Stored data entries:
---------------

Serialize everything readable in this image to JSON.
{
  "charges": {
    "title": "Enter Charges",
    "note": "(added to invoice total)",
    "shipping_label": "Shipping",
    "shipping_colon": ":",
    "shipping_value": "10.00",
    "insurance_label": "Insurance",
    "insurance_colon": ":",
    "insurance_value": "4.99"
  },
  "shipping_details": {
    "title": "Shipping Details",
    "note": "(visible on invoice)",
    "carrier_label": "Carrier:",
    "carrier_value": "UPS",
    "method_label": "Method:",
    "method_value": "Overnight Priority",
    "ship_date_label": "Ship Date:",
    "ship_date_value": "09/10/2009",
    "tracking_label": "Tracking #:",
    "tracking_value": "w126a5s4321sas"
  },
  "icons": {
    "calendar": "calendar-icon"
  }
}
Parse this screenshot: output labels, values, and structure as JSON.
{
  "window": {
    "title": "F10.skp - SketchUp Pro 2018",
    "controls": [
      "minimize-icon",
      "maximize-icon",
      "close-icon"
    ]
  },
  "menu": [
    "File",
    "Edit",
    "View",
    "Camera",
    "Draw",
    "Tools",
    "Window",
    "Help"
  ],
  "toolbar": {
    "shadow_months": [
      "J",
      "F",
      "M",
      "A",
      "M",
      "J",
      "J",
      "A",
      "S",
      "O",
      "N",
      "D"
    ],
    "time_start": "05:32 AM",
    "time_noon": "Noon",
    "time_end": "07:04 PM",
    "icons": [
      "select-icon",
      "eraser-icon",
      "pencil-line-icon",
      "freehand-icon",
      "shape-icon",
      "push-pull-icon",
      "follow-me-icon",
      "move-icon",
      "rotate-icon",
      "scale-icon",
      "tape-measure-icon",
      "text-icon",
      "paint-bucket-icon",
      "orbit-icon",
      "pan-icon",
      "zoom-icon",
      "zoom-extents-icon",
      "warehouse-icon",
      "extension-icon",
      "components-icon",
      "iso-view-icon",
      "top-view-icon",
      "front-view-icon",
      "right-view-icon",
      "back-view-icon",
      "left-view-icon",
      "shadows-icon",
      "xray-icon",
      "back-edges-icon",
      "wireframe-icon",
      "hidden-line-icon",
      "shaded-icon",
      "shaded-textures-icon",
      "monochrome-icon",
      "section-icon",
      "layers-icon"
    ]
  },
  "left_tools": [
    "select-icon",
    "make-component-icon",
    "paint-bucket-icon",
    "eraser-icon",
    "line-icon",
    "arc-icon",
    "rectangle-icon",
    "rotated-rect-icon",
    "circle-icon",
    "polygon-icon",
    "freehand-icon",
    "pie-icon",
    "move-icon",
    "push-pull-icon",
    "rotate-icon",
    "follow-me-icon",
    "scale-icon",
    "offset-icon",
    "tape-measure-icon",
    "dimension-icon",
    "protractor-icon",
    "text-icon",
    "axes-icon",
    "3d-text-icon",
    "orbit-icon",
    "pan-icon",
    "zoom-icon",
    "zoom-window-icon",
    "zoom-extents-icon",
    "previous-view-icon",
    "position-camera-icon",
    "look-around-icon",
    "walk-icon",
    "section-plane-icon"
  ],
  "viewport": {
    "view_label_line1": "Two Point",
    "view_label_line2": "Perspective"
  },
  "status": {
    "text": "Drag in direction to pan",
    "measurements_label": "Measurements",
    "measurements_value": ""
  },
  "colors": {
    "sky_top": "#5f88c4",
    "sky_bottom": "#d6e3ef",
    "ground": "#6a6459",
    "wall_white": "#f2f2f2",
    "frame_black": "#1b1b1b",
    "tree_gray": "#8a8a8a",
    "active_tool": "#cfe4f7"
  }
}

---------------

Given request :: Reproduce the material above without altering a single character.

Answer below ::
Serialize everything readable in this image to JSON.
{
  "charges": {
    "title": "Enter Charges",
    "note": "(added to invoice total)",
    "shipping_label": "Shipping",
    "shipping_colon": ":",
    "shipping_value": "10.00",
    "insurance_label": "Insurance",
    "insurance_colon": ":",
    "insurance_value": "4.99"
  },
  "shipping_details": {
    "title": "Shipping Details",
    "note": "(visible on invoice)",
    "carrier_label": "Carrier:",
    "carrier_value": "UPS",
    "method_label": "Method:",
    "method_value": "Overnight Priority",
    "ship_date_label": "Ship Date:",
    "ship_date_value": "09/10/2009",
    "tracking_label": "Tracking #:",
    "tracking_value": "w126a5s4321sas"
  },
  "icons": {
    "calendar": "calendar-icon"
  }
}
Parse this screenshot: output labels, values, and structure as JSON.
{
  "window": {
    "title": "F10.skp - SketchUp Pro 2018",
    "controls": [
      "minimize-icon",
      "maximize-icon",
      "close-icon"
    ]
  },
  "menu": [
    "File",
    "Edit",
    "View",
    "Camera",
    "Draw",
    "Tools",
    "Window",
    "Help"
  ],
  "toolbar": {
    "shadow_months": [
      "J",
      "F",
      "M",
      "A",
      "M",
      "J",
      "J",
      "A",
      "S",
      "O",
      "N",
      "D"
    ],
    "time_start": "05:32 AM",
    "time_noon": "Noon",
    "time_end": "07:04 PM",
    "icons": [
      "select-icon",
      "eraser-icon",
      "pencil-line-icon",
      "freehand-icon",
      "shape-icon",
      "push-pull-icon",
      "follow-me-icon",
      "move-icon",
      "rotate-icon",
      "scale-icon",
      "tape-measure-icon",
      "text-icon",
      "paint-bucket-icon",
      "orbit-icon",
      "pan-icon",
      "zoom-icon",
      "zoom-extents-icon",
      "warehouse-icon",
      "extension-icon",
      "components-icon",
      "iso-view-icon",
      "top-view-icon",
      "front-view-icon",
      "right-view-icon",
      "back-view-icon",
      "left-view-icon",
      "shadows-icon",
      "xray-icon",
      "back-edges-icon",
      "wireframe-icon",
      "hidden-line-icon",
      "shaded-icon",
      "shaded-textures-icon",
      "monochrome-icon",
      "section-icon",
      "layers-icon"
    ]
  },
  "left_tools": [
    "select-icon",
    "make-component-icon",
    "paint-bucket-icon",
    "eraser-icon",
    "line-icon",
    "arc-icon",
    "rectangle-icon",
    "rotated-rect-icon",
    "circle-icon",
    "polygon-icon",
    "freehand-icon",
    "pie-icon",
    "move-icon",
    "push-pull-icon",
    "rotate-icon",
    "follow-me-icon",
    "scale-icon",
    "offset-icon",
    "tape-measure-icon",
    "dimension-icon",
    "protractor-icon",
    "text-icon",
    "axes-icon",
    "3d-text-icon",
    "orbit-icon",
    "pan-icon",
    "zoom-icon",
    "zoom-window-icon",
    "zoom-extents-icon",
    "previous-view-icon",
    "position-camera-icon",
    "look-around-icon",
    "walk-icon",
    "section-plane-icon"
  ],
  "viewport": {
    "view_label_line1": "Two Point",
    "view_label_line2": "Perspective"
  },
  "status": {
    "text": "Drag in direction to pan",
    "measurements_label": "Measurements",
    "measurements_value": ""
  },
  "colors": {
    "sky_top": "#5f88c4",
    "sky_bottom": "#d6e3ef",
    "ground": "#6a6459",
    "wall_white": "#f2f2f2",
    "frame_black": "#1b1b1b",
    "tree_gray": "#8a8a8a",
    "active_tool": "#cfe4f7"
  }
}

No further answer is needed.